→ What needs to be done
Output every line below without omitting or altering anything.

[Stored entries]
>>>>
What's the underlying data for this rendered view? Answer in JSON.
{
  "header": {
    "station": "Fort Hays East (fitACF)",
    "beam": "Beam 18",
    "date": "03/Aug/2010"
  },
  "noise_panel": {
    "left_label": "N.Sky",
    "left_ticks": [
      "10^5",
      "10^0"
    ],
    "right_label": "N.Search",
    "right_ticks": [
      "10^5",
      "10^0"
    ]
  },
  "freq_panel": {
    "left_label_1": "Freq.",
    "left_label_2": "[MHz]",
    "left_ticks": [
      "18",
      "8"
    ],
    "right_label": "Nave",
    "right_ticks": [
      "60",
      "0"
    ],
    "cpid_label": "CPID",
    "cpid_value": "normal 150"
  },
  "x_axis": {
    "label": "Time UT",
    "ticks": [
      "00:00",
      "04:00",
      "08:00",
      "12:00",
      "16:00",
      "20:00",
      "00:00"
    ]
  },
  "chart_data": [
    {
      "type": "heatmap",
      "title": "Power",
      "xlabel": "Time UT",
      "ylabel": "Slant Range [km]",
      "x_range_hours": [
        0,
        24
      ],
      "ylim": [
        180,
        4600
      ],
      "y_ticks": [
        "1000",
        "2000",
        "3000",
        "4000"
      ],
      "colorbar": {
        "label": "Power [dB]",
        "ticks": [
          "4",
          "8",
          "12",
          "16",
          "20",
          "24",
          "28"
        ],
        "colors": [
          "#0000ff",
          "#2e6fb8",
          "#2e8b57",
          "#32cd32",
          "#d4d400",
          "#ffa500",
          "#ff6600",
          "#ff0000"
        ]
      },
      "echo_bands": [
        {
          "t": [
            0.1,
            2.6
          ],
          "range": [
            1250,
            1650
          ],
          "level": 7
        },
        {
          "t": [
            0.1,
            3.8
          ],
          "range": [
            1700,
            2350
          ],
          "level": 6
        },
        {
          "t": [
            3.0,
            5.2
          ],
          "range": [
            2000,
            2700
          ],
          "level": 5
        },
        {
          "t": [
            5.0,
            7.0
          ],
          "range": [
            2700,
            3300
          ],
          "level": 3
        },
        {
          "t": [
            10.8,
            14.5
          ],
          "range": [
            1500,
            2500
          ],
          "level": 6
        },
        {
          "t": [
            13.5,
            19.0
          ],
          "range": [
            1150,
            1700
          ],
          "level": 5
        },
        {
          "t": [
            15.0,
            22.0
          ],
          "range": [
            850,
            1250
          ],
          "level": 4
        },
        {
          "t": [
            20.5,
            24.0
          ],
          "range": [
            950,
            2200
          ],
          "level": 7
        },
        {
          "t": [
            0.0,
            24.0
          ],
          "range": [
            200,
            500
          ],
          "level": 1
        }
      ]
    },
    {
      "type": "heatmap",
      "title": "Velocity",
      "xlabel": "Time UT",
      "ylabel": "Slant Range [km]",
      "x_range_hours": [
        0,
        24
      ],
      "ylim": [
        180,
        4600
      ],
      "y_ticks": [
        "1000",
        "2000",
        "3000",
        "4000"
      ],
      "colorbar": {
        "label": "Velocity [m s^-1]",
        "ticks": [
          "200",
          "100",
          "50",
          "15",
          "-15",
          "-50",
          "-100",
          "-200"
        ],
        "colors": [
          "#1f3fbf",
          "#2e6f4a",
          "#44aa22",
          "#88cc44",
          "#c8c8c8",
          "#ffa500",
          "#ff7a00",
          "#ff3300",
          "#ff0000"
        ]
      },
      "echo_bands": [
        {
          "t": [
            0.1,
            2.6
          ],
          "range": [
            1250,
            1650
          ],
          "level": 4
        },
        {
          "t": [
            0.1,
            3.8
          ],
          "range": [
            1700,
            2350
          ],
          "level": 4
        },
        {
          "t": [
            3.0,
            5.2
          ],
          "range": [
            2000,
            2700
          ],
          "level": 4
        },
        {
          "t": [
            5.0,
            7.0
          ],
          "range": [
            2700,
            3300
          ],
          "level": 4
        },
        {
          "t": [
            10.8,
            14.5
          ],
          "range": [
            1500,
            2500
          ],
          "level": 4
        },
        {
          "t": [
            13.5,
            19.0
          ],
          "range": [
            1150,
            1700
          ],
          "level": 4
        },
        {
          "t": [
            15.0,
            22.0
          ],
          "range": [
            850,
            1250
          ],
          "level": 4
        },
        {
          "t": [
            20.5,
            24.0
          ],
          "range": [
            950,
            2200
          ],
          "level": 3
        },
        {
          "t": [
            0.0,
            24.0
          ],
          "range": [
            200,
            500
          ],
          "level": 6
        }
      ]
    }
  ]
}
<<<<
→ Response to the task
What's the underlying data for this rendered view? Answer in JSON.
{
  "header": {
    "station": "Fort Hays East (fitACF)",
    "beam": "Beam 18",
    "date": "03/Aug/2010"
  },
  "noise_panel": {
    "left_label": "N.Sky",
    "left_ticks": [
      "10^5",
      "10^0"
    ],
    "right_label": "N.Search",
    "right_ticks": [
      "10^5",
      "10^0"
    ]
  },
  "freq_panel": {
    "left_label_1": "Freq.",
    "left_label_2": "[MHz]",
    "left_ticks": [
      "18",
      "8"
    ],
    "right_label": "Nave",
    "right_ticks": [
      "60",
      "0"
    ],
    "cpid_label": "CPID",
    "cpid_value": "normal 150"
  },
  "x_axis": {
    "label": "Time UT",
    "ticks": [
      "00:00",
      "04:00",
      "08:00",
      "12:00",
      "16:00",
      "20:00",
      "00:00"
    ]
  },
  "chart_data": [
    {
      "type": "heatmap",
      "title": "Power",
      "xlabel": "Time UT",
      "ylabel": "Slant Range [km]",
      "x_range_hours": [
        0,
        24
      ],
      "ylim": [
        180,
        4600
      ],
      "y_ticks": [
        "1000",
        "2000",
        "3000",
        "4000"
      ],
      "colorbar": {
        "label": "Power [dB]",
        "ticks": [
          "4",
          "8",
          "12",
          "16",
          "20",
          "24",
          "28"
        ],
        "colors": [
          "#0000ff",
          "#2e6fb8",
          "#2e8b57",
          "#32cd32",
          "#d4d400",
          "#ffa500",
          "#ff6600",
          "#ff0000"
        ]
      },
      "echo_bands": [
        {
          "t": [
            0.1,
            2.6
          ],
          "range": [
            1250,
            1650
          ],
          "level": 7
        },
        {
          "t": [
            0.1,
            3.8
          ],
          "range": [
            1700,
            2350
          ],
          "level": 6
        },
        {
          "t": [
            3.0,
            5.2
          ],
          "range": [
            2000,
            2700
          ],
          "level": 5
        },
        {
          "t": [
            5.0,
            7.0
          ],
          "range": [
            2700,
            3300
          ],
          "level": 3
        },
        {
          "t": [
            10.8,
            14.5
          ],
          "range": [
            1500,
            2500
          ],
          "level": 6
        },
        {
          "t": [
            13.5,
            19.0
          ],
          "range": [
            1150,
            1700
          ],
          "level": 5
        },
        {
          "t": [
            15.0,
            22.0
          ],
          "range": [
            850,
            1250
          ],
          "level": 4
        },
        {
          "t": [
            20.5,
            24.0
          ],
          "range": [
            950,
            2200
          ],
          "level": 7
        },
        {
          "t": [
            0.0,
            24.0
          ],
          "range": [
            200,
            500
          ],
          "level": 1
        }
      ]
    },
    {
      "type": "heatmap",
      "title": "Velocity",
      "xlabel": "Time UT",
      "ylabel": "Slant Range [km]",
      "x_range_hours": [
        0,
        24
      ],
      "ylim": [
        180,
        4600
      ],
      "y_ticks": [
        "1000",
        "2000",
        "3000",
        "4000"
      ],
      "colorbar": {
        "label": "Velocity [m s^-1]",
        "ticks": [
          "200",
          "100",
          "50",
          "15",
          "-15",
          "-50",
          "-100",
          "-200"
        ],
        "colors": [
          "#1f3fbf",
          "#2e6f4a",
          "#44aa22",
          "#88cc44",
          "#c8c8c8",
          "#ffa500",
          "#ff7a00",
          "#ff3300",
          "#ff0000"
        ]
      },
      "echo_bands": [
        {
          "t": [
            0.1,
            2.6
          ],
          "range": [
            1250,
            1650
          ],
          "level": 4
        },
        {
          "t": [
            0.1,
            3.8
          ],
          "range": [
            1700,
            2350
          ],
          "level": 4
        },
        {
          "t": [
            3.0,
            5.2
          ],
          "range": [
            2000,
            2700
          ],
          "level": 4
        },
        {
          "t": [
            5.0,
            7.0
          ],
          "range": [
            2700,
            3300
          ],
          "level": 4
        },
        {
          "t": [
            10.8,
            14.5
          ],
          "range": [
            1500,
            2500
          ],
          "level": 4
        },
        {
          "t": [
            13.5,
            19.0
          ],
          "range": [
            1150,
            1700
          ],
          "level": 4
        },
        {
          "t": [
            15.0,
            22.0
          ],
          "range": [
            850,
            1250
          ],
          "level": 4
        },
        {
          "t": [
            20.5,
            24.0
          ],
          "range": [
            950,
            2200
          ],
          "level": 3
        },
        {
          "t": [
            0.0,
            24.0
          ],
          "range": [
            200,
            500
          ],
          "level": 6
        }
      ]
    }
  ]
}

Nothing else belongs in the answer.